> _WORK TO BE COMPLETED_
Write out all the material exactly. Leave nothing out.

— Start of SUPPLIED MATERIAL —

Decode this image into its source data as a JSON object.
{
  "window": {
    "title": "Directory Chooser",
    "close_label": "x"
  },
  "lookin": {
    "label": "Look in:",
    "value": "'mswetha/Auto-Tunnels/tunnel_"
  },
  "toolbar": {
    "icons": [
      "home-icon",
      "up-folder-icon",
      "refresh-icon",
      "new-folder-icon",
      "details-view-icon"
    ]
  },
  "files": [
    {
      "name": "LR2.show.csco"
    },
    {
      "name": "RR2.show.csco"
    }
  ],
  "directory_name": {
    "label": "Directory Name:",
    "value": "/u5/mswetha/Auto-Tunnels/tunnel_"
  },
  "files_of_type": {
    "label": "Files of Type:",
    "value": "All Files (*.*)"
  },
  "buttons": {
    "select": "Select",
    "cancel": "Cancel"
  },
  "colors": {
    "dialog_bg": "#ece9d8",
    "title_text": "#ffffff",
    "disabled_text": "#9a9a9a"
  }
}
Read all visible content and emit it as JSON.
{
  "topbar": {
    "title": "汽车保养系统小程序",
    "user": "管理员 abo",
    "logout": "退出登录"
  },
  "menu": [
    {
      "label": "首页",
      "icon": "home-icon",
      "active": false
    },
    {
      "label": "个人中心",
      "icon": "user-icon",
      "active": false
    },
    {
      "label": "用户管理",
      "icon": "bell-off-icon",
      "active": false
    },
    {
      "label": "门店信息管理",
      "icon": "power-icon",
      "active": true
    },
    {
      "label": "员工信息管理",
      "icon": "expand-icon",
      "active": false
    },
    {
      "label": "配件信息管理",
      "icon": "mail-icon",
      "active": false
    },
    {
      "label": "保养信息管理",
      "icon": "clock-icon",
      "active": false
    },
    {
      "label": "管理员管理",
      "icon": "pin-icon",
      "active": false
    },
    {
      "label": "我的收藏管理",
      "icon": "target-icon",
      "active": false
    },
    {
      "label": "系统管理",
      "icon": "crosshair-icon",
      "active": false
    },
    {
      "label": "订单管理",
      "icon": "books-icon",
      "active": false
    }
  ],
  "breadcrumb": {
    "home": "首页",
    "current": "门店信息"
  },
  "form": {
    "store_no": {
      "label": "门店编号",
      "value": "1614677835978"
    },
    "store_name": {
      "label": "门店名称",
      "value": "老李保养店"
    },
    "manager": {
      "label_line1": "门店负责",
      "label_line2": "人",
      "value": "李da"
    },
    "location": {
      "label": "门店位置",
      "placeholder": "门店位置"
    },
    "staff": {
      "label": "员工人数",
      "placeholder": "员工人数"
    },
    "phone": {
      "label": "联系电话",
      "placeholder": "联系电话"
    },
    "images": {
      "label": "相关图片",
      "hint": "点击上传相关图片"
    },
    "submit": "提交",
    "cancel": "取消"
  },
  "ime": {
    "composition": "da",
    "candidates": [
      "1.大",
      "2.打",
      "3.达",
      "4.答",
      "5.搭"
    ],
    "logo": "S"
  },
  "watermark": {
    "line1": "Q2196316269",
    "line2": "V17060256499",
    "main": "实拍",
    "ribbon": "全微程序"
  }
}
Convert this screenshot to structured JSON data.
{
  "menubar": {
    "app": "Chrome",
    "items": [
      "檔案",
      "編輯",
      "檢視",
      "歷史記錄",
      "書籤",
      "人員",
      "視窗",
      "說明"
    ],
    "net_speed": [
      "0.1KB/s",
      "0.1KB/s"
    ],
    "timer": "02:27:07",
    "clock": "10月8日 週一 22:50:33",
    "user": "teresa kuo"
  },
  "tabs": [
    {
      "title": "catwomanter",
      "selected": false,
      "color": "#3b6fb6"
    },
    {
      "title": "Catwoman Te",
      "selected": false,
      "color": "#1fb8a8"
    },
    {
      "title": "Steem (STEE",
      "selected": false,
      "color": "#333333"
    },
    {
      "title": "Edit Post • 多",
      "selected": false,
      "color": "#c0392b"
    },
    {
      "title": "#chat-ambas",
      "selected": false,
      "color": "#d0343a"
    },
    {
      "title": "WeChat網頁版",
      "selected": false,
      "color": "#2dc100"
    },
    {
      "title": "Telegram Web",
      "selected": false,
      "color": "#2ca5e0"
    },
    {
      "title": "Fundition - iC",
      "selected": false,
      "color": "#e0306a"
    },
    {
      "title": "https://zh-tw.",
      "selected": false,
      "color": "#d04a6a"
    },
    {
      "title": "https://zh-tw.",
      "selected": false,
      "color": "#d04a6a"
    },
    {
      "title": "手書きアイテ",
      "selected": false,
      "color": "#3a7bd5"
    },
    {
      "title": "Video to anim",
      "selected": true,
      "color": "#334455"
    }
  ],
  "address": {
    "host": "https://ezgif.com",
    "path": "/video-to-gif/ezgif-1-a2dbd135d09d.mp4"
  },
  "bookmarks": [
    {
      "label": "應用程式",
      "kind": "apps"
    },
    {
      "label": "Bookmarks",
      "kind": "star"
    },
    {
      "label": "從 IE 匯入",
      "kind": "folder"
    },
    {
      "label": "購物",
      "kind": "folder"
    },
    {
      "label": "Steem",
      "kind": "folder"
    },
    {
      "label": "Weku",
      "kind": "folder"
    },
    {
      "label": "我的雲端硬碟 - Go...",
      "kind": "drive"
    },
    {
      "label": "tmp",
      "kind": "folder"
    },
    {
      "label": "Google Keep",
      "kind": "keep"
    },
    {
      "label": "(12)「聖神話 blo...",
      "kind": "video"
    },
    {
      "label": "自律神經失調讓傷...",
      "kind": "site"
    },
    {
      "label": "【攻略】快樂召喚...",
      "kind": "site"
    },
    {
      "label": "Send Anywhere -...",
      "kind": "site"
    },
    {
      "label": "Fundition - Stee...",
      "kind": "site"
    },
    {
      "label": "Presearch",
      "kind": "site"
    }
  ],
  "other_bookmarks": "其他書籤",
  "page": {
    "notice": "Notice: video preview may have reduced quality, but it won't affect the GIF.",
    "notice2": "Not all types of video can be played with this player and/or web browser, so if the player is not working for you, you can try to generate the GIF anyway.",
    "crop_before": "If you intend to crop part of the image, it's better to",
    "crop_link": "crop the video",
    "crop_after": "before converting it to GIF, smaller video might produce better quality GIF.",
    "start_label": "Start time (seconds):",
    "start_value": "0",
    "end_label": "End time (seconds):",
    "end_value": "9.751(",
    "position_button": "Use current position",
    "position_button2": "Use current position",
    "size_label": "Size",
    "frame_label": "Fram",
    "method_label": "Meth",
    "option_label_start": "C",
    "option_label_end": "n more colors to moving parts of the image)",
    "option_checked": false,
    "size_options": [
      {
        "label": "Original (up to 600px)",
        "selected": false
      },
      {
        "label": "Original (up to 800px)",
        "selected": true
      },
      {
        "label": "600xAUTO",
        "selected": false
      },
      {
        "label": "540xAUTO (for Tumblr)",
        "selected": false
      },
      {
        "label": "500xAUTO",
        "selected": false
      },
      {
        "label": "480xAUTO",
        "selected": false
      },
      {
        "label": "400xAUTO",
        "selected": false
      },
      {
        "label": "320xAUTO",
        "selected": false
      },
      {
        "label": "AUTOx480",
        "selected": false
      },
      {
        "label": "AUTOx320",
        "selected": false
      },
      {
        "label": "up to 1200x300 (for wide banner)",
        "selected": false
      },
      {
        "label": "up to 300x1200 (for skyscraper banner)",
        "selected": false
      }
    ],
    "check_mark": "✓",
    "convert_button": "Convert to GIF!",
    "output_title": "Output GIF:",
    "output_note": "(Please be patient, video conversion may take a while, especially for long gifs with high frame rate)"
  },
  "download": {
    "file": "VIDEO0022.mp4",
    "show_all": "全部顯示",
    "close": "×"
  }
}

— End of SUPPLIED MATERIAL —

> _TASK OUTPUT_
Decode this image into its source data as a JSON object.
{
  "window": {
    "title": "Directory Chooser",
    "close_label": "x"
  },
  "lookin": {
    "label": "Look in:",
    "value": "'mswetha/Auto-Tunnels/tunnel_"
  },
  "toolbar": {
    "icons": [
      "home-icon",
      "up-folder-icon",
      "refresh-icon",
      "new-folder-icon",
      "details-view-icon"
    ]
  },
  "files": [
    {
      "name": "LR2.show.csco"
    },
    {
      "name": "RR2.show.csco"
    }
  ],
  "directory_name": {
    "label": "Directory Name:",
    "value": "/u5/mswetha/Auto-Tunnels/tunnel_"
  },
  "files_of_type": {
    "label": "Files of Type:",
    "value": "All Files (*.*)"
  },
  "buttons": {
    "select": "Select",
    "cancel": "Cancel"
  },
  "colors": {
    "dialog_bg": "#ece9d8",
    "title_text": "#ffffff",
    "disabled_text": "#9a9a9a"
  }
}
Read all visible content and emit it as JSON.
{
  "topbar": {
    "title": "汽车保养系统小程序",
    "user": "管理员 abo",
    "logout": "退出登录"
  },
  "menu": [
    {
      "label": "首页",
      "icon": "home-icon",
      "active": false
    },
    {
      "label": "个人中心",
      "icon": "user-icon",
      "active": false
    },
    {
      "label": "用户管理",
      "icon": "bell-off-icon",
      "active": false
    },
    {
      "label": "门店信息管理",
      "icon": "power-icon",
      "active": true
    },
    {
      "label": "员工信息管理",
      "icon": "expand-icon",
      "active": false
    },
    {
      "label": "配件信息管理",
      "icon": "mail-icon",
      "active": false
    },
    {
      "label": "保养信息管理",
      "icon": "clock-icon",
      "active": false
    },
    {
      "label": "管理员管理",
      "icon": "pin-icon",
      "active": false
    },
    {
      "label": "我的收藏管理",
      "icon": "target-icon",
      "active": false
    },
    {
      "label": "系统管理",
      "icon": "crosshair-icon",
      "active": false
    },
    {
      "label": "订单管理",
      "icon": "books-icon",
      "active": false
    }
  ],
  "breadcrumb": {
    "home": "首页",
    "current": "门店信息"
  },
  "form": {
    "store_no": {
      "label": "门店编号",
      "value": "1614677835978"
    },
    "store_name": {
      "label": "门店名称",
      "value": "老李保养店"
    },
    "manager": {
      "label_line1": "门店负责",
      "label_line2": "人",
      "value": "李da"
    },
    "location": {
      "label": "门店位置",
      "placeholder": "门店位置"
    },
    "staff": {
      "label": "员工人数",
      "placeholder": "员工人数"
    },
    "phone": {
      "label": "联系电话",
      "placeholder": "联系电话"
    },
    "images": {
      "label": "相关图片",
      "hint": "点击上传相关图片"
    },
    "submit": "提交",
    "cancel": "取消"
  },
  "ime": {
    "composition": "da",
    "candidates": [
      "1.大",
      "2.打",
      "3.达",
      "4.答",
      "5.搭"
    ],
    "logo": "S"
  },
  "watermark": {
    "line1": "Q2196316269",
    "line2": "V17060256499",
    "main": "实拍",
    "ribbon": "全微程序"
  }
}
Convert this screenshot to structured JSON data.
{
  "menubar": {
    "app": "Chrome",
    "items": [
      "檔案",
      "編輯",
      "檢視",
      "歷史記錄",
      "書籤",
      "人員",
      "視窗",
      "說明"
    ],
    "net_speed": [
      "0.1KB/s",
      "0.1KB/s"
    ],
    "timer": "02:27:07",
    "clock": "10月8日 週一 22:50:33",
    "user": "teresa kuo"
  },
  "tabs": [
    {
      "title": "catwomanter",
      "selected": false,
      "color": "#3b6fb6"
    },
    {
      "title": "Catwoman Te",
      "selected": false,
      "color": "#1fb8a8"
    },
    {
      "title": "Steem (STEE",
      "selected": false,
      "color": "#333333"
    },
    {
      "title": "Edit Post • 多",
      "selected": false,
      "color": "#c0392b"
    },
    {
      "title": "#chat-ambas",
      "selected": false,
      "color": "#d0343a"
    },
    {
      "title": "WeChat網頁版",
      "selected": false,
      "color": "#2dc100"
    },
    {
      "title": "Telegram Web",
      "selected": false,
      "color": "#2ca5e0"
    },
    {
      "title": "Fundition - iC",
      "selected": false,
      "color": "#e0306a"
    },
    {
      "title": "https://zh-tw.",
      "selected": false,
      "color": "#d04a6a"
    },
    {
      "title": "https://zh-tw.",
      "selected": false,
      "color": "#d04a6a"
    },
    {
      "title": "手書きアイテ",
      "selected": false,
      "color": "#3a7bd5"
    },
    {
      "title": "Video to anim",
      "selected": true,
      "color": "#334455"
    }
  ],
  "address": {
    "host": "https://ezgif.com",
    "path": "/video-to-gif/ezgif-1-a2dbd135d09d.mp4"
  },
  "bookmarks": [
    {
      "label": "應用程式",
      "kind": "apps"
    },
    {
      "label": "Bookmarks",
      "kind": "star"
    },
    {
      "label": "從 IE 匯入",
      "kind": "folder"
    },
    {
      "label": "購物",
      "kind": "folder"
    },
    {
      "label": "Steem",
      "kind": "folder"
    },
    {
      "label": "Weku",
      "kind": "folder"
    },
    {
      "label": "我的雲端硬碟 - Go...",
      "kind": "drive"
    },
    {
      "label": "tmp",
      "kind": "folder"
    },
    {
      "label": "Google Keep",
      "kind": "keep"
    },
    {
      "label": "(12)「聖神話 blo...",
      "kind": "video"
    },
    {
      "label": "自律神經失調讓傷...",
      "kind": "site"
    },
    {
      "label": "【攻略】快樂召喚...",
      "kind": "site"
    },
    {
      "label": "Send Anywhere -...",
      "kind": "site"
    },
    {
      "label": "Fundition - Stee...",
      "kind": "site"
    },
    {
      "label": "Presearch",
      "kind": "site"
    }
  ],
  "other_bookmarks": "其他書籤",
  "page": {
    "notice": "Notice: video preview may have reduced quality, but it won't affect the GIF.",
    "notice2": "Not all types of video can be played with this player and/or web browser, so if the player is not working for you, you can try to generate the GIF anyway.",
    "crop_before": "If you intend to crop part of the image, it's better to",
    "crop_link": "crop the video",
    "crop_after": "before converting it to GIF, smaller video might produce better quality GIF.",
    "start_label": "Start time (seconds):",
    "start_value": "0",
    "end_label": "End time (seconds):",
    "end_value": "9.751(",
    "position_button": "Use current position",
    "position_button2": "Use current position",
    "size_label": "Size",
    "frame_label": "Fram",
    "method_label": "Meth",
    "option_label_start": "C",
    "option_label_end": "n more colors to moving parts of the image)",
    "option_checked": false,
    "size_options": [
      {
        "label": "Original (up to 600px)",
        "selected": false
      },
      {
        "label": "Original (up to 800px)",
        "selected": true
      },
      {
        "label": "600xAUTO",
        "selected": false
      },
      {
        "label": "540xAUTO (for Tumblr)",
        "selected": false
      },
      {
        "label": "500xAUTO",
        "selected": false
      },
      {
        "label": "480xAUTO",
        "selected": false
      },
      {
        "label": "400xAUTO",
        "selected": false
      },
      {
        "label": "320xAUTO",
        "selected": false
      },
      {
        "label": "AUTOx480",
        "selected": false
      },
      {
        "label": "AUTOx320",
        "selected": false
      },
      {
        "label": "up to 1200x300 (for wide banner)",
        "selected": false
      },
      {
        "label": "up to 300x1200 (for skyscraper banner)",
        "selected": false
      }
    ],
    "check_mark": "✓",
    "convert_button": "Convert to GIF!",
    "output_title": "Output GIF:",
    "output_note": "(Please be patient, video conversion may take a while, especially for long gifs with high frame rate)"
  },
  "download": {
    "file": "VIDEO0022.mp4",
    "show_all": "全部顯示",
    "close": "×"
  }
}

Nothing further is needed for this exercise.